Available data >>
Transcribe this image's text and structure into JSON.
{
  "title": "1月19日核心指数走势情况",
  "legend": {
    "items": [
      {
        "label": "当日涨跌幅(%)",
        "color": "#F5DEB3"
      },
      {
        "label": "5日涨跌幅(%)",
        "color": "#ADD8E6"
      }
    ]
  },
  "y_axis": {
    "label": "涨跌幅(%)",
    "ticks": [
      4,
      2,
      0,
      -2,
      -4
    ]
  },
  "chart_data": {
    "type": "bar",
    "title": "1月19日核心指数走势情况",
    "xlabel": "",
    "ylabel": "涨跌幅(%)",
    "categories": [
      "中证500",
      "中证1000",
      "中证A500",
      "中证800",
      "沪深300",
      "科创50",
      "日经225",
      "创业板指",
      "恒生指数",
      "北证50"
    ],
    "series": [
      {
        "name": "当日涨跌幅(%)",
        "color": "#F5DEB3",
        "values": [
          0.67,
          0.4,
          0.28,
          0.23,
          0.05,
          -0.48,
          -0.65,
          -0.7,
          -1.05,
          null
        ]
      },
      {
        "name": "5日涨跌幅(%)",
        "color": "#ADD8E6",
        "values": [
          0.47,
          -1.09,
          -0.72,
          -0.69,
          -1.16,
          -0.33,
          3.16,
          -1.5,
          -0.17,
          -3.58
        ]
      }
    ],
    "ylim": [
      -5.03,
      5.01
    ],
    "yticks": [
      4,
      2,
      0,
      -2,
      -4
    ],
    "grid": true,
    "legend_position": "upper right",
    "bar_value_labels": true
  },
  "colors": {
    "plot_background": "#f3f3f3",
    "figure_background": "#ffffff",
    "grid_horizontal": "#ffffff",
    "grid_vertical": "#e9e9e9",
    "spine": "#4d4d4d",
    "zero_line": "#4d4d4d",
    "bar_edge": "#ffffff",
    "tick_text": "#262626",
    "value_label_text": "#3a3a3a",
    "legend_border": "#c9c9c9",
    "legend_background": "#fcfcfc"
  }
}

The problem >> Reproduce the full set of records precisely.

Output >>
Transcribe this image's text and structure into JSON.
{
  "title": "1月19日核心指数走势情况",
  "legend": {
    "items": [
      {
        "label": "当日涨跌幅(%)",
        "color": "#F5DEB3"
      },
      {
        "label": "5日涨跌幅(%)",
        "color": "#ADD8E6"
      }
    ]
  },
  "y_axis": {
    "label": "涨跌幅(%)",
    "ticks": [
      4,
      2,
      0,
      -2,
      -4
    ]
  },
  "chart_data": {
    "type": "bar",
    "title": "1月19日核心指数走势情况",
    "xlabel": "",
    "ylabel": "涨跌幅(%)",
    "categories": [
      "中证500",
      "中证1000",
      "中证A500",
      "中证800",
      "沪深300",
      "科创50",
      "日经225",
      "创业板指",
      "恒生指数",
      "北证50"
    ],
    "series": [
      {
        "name": "当日涨跌幅(%)",
        "color": "#F5DEB3",
        "values": [
          0.67,
          0.4,
          0.28,
          0.23,
          0.05,
          -0.48,
          -0.65,
          -0.7,
          -1.05,
          null
        ]
      },
      {
        "name": "5日涨跌幅(%)",
        "color": "#ADD8E6",
        "values": [
          0.47,
          -1.09,
          -0.72,
          -0.69,
          -1.16,
          -0.33,
          3.16,
          -1.5,
          -0.17,
          -3.58
        ]
      }
    ],
    "ylim": [
      -5.03,
      5.01
    ],
    "yticks": [
      4,
      2,
      0,
      -2,
      -4
    ],
    "grid": true,
    "legend_position": "upper right",
    "bar_value_labels": true
  },
  "colors": {
    "plot_background": "#f3f3f3",
    "figure_background": "#ffffff",
    "grid_horizontal": "#ffffff",
    "grid_vertical": "#e9e9e9",
    "spine": "#4d4d4d",
    "zero_line": "#4d4d4d",
    "bar_edge": "#ffffff",
    "tick_text": "#262626",
    "value_label_text": "#3a3a3a",
    "legend_border": "#c9c9c9",
    "legend_background": "#fcfcfc"
  }
}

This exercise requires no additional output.